■ Set task ■
Reproduce each line of the material precisely.

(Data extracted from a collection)
+-------+

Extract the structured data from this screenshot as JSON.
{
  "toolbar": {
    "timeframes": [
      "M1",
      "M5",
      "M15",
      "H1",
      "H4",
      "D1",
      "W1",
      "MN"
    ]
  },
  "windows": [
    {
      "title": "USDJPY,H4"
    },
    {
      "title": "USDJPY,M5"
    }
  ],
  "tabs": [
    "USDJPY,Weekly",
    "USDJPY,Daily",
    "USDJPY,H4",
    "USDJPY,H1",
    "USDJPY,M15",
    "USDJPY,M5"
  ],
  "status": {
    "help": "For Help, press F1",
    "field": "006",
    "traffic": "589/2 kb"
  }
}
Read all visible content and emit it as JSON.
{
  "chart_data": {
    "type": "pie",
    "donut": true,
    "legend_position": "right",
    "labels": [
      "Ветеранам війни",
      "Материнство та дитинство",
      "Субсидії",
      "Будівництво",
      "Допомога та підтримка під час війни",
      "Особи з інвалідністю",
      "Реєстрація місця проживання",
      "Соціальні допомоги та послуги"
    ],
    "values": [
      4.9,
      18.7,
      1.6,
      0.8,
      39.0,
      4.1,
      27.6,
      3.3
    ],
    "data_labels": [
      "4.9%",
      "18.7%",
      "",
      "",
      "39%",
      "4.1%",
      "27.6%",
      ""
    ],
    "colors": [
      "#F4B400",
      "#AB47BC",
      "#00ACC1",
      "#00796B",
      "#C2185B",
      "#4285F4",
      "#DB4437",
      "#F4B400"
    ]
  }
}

+-------+

■ Task solution ■
Extract the structured data from this screenshot as JSON.
{
  "toolbar": {
    "timeframes": [
      "M1",
      "M5",
      "M15",
      "H1",
      "H4",
      "D1",
      "W1",
      "MN"
    ]
  },
  "windows": [
    {
      "title": "USDJPY,H4"
    },
    {
      "title": "USDJPY,M5"
    }
  ],
  "tabs": [
    "USDJPY,Weekly",
    "USDJPY,Daily",
    "USDJPY,H4",
    "USDJPY,H1",
    "USDJPY,M15",
    "USDJPY,M5"
  ],
  "status": {
    "help": "For Help, press F1",
    "field": "006",
    "traffic": "589/2 kb"
  }
}
Read all visible content and emit it as JSON.
{
  "chart_data": {
    "type": "pie",
    "donut": true,
    "legend_position": "right",
    "labels": [
      "Ветеранам війни",
      "Материнство та дитинство",
      "Субсидії",
      "Будівництво",
      "Допомога та підтримка під час війни",
      "Особи з інвалідністю",
      "Реєстрація місця проживання",
      "Соціальні допомоги та послуги"
    ],
    "values": [
      4.9,
      18.7,
      1.6,
      0.8,
      39.0,
      4.1,
      27.6,
      3.3
    ],
    "data_labels": [
      "4.9%",
      "18.7%",
      "",
      "",
      "39%",
      "4.1%",
      "27.6%",
      ""
    ],
    "colors": [
      "#F4B400",
      "#AB47BC",
      "#00ACC1",
      "#00796B",
      "#C2185B",
      "#4285F4",
      "#DB4437",
      "#F4B400"
    ]
  }
}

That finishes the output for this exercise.